• **What this task involves**:
Collect each line of the entries that holds the string "values".
====
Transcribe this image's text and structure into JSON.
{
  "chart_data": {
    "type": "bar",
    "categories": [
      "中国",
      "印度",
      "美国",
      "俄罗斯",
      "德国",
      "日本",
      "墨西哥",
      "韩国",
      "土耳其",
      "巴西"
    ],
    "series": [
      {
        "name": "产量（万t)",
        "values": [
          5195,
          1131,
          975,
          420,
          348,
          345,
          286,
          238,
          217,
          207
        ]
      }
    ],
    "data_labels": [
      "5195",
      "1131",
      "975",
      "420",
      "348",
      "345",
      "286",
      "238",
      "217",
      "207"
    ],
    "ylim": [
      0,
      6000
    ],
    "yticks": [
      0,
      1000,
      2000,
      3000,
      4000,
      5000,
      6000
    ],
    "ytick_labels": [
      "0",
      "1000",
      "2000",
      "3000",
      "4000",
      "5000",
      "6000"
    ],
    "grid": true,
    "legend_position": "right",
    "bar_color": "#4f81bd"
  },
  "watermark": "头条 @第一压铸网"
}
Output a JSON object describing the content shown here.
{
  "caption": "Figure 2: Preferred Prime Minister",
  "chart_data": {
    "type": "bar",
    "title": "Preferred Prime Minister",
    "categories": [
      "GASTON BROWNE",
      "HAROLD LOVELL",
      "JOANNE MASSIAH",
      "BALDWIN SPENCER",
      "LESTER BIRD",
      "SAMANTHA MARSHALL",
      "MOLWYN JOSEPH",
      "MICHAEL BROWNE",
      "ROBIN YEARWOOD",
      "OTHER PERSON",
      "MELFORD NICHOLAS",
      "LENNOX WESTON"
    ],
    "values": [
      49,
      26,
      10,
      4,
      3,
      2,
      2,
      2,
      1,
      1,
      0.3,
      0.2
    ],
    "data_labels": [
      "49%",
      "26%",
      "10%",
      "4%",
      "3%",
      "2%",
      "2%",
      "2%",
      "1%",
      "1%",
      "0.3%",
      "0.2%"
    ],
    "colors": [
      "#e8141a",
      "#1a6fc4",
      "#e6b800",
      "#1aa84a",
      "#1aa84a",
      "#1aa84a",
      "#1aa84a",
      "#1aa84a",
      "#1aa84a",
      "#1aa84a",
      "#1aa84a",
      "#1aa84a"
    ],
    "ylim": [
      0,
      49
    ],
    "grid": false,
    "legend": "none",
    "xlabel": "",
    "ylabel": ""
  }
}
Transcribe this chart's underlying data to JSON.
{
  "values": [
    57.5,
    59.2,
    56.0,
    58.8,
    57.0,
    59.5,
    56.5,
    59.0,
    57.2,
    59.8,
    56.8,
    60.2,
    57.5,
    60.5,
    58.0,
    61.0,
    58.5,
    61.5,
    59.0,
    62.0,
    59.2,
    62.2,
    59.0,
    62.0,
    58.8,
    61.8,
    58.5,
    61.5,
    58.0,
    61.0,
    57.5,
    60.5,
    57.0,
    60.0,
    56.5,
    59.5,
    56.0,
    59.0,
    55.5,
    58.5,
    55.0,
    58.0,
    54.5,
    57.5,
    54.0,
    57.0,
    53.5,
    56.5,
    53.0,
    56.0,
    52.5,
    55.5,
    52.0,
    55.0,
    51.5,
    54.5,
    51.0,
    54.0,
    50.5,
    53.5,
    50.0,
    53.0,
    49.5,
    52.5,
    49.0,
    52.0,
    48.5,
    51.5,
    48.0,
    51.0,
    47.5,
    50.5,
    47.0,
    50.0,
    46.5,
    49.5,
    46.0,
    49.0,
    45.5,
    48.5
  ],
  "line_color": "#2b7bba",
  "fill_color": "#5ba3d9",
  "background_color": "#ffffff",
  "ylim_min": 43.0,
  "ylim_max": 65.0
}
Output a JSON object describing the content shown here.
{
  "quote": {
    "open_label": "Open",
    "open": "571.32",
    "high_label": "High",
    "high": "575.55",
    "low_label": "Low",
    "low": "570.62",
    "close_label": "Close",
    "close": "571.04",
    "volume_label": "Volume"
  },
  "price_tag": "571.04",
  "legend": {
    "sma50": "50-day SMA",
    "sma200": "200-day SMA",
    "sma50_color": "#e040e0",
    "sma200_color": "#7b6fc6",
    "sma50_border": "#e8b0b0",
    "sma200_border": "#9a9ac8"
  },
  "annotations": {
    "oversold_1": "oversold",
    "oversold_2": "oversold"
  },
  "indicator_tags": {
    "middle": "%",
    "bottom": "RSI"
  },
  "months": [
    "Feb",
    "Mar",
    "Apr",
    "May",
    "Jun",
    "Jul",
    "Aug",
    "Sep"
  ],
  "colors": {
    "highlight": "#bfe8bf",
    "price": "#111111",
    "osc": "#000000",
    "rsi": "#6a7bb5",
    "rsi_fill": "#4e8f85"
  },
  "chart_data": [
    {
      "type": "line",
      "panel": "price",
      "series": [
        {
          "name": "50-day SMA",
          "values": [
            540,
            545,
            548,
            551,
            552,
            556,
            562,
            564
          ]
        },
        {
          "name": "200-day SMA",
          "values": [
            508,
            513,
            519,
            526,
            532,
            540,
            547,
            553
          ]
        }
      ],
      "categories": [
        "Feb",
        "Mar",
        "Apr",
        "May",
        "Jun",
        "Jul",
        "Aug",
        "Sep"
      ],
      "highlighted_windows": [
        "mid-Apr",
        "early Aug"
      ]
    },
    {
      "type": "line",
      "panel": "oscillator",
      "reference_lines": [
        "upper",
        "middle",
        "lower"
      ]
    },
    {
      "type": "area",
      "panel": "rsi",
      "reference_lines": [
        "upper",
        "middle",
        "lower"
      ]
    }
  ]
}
====
• **Output**:
        "values": [
    "values": [
  "values": [
          "values": [
          "values": [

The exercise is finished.